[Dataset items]

**********

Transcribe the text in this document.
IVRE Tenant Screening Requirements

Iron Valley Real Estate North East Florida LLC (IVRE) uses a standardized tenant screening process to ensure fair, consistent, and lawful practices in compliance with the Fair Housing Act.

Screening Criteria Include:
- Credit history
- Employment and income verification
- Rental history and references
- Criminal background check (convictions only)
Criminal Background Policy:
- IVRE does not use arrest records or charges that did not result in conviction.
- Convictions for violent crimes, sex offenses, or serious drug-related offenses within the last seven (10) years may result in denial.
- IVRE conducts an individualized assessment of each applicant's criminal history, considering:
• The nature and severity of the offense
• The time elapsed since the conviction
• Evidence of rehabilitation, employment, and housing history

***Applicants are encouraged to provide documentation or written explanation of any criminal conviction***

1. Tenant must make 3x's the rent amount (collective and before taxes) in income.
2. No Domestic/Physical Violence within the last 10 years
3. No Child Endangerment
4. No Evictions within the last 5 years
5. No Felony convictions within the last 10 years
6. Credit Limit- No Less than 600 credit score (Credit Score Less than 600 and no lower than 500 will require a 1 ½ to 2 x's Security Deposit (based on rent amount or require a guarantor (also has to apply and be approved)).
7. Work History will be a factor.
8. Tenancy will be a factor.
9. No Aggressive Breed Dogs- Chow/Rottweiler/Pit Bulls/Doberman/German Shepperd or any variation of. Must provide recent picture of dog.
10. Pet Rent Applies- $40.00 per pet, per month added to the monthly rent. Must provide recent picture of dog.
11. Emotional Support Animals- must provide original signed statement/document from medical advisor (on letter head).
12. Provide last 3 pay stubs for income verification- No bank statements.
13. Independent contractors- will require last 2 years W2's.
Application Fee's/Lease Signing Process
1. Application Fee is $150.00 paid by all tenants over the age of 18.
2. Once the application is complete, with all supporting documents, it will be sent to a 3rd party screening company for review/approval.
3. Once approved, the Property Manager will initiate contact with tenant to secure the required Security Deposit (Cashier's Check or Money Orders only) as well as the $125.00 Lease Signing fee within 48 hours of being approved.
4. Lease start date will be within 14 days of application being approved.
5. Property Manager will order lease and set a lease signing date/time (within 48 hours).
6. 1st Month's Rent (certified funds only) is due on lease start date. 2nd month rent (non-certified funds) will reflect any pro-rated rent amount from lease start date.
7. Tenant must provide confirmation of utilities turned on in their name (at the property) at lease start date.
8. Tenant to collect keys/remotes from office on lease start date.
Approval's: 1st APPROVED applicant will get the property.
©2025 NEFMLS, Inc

**********

Give back the data above exactly as it appears.

Transcribe the text in this document.
IVRE Tenant Screening Requirements

Iron Valley Real Estate North East Florida LLC (IVRE) uses a standardized tenant screening process to ensure fair, consistent, and lawful practices in compliance with the Fair Housing Act.

Screening Criteria Include:
- Credit history
- Employment and income verification
- Rental history and references
- Criminal background check (convictions only)
Criminal Background Policy:
- IVRE does not use arrest records or charges that did not result in conviction.
- Convictions for violent crimes, sex offenses, or serious drug-related offenses within the last seven (10) years may result in denial.
- IVRE conducts an individualized assessment of each applicant's criminal history, considering:
• The nature and severity of the offense
• The time elapsed since the conviction
• Evidence of rehabilitation, employment, and housing history

***Applicants are encouraged to provide documentation or written explanation of any criminal conviction***

1. Tenant must make 3x's the rent amount (collective and before taxes) in income.
2. No Domestic/Physical Violence within the last 10 years
3. No Child Endangerment
4. No Evictions within the last 5 years
5. No Felony convictions within the last 10 years
6. Credit Limit- No Less than 600 credit score (Credit Score Less than 600 and no lower than 500 will require a 1 ½ to 2 x's Security Deposit (based on rent amount or require a guarantor (also has to apply and be approved)).
7. Work History will be a factor.
8. Tenancy will be a factor.
9. No Aggressive Breed Dogs- Chow/Rottweiler/Pit Bulls/Doberman/German Shepperd or any variation of. Must provide recent picture of dog.
10. Pet Rent Applies- $40.00 per pet, per month added to the monthly rent. Must provide recent picture of dog.
11. Emotional Support Animals- must provide original signed statement/document from medical advisor (on letter head).
12. Provide last 3 pay stubs for income verification- No bank statements.
13. Independent contractors- will require last 2 years W2's.
Application Fee's/Lease Signing Process
1. Application Fee is $150.00 paid by all tenants over the age of 18.
2. Once the application is complete, with all supporting documents, it will be sent to a 3rd party screening company for review/approval.
3. Once approved, the Property Manager will initiate contact with tenant to secure the required Security Deposit (Cashier's Check or Money Orders only) as well as the $125.00 Lease Signing fee within 48 hours of being approved.
4. Lease start date will be within 14 days of application being approved.
5. Property Manager will order lease and set a lease signing date/time (within 48 hours).
6. 1st Month's Rent (certified funds only) is due on lease start date. 2nd month rent (non-certified funds) will reflect any pro-rated rent amount from lease start date.
7. Tenant must provide confirmation of utilities turned on in their name (at the property) at lease start date.
8. Tenant to collect keys/remotes from office on lease start date.
Approval's: 1st APPROVED applicant will get the property.
©2025 NEFMLS, Inc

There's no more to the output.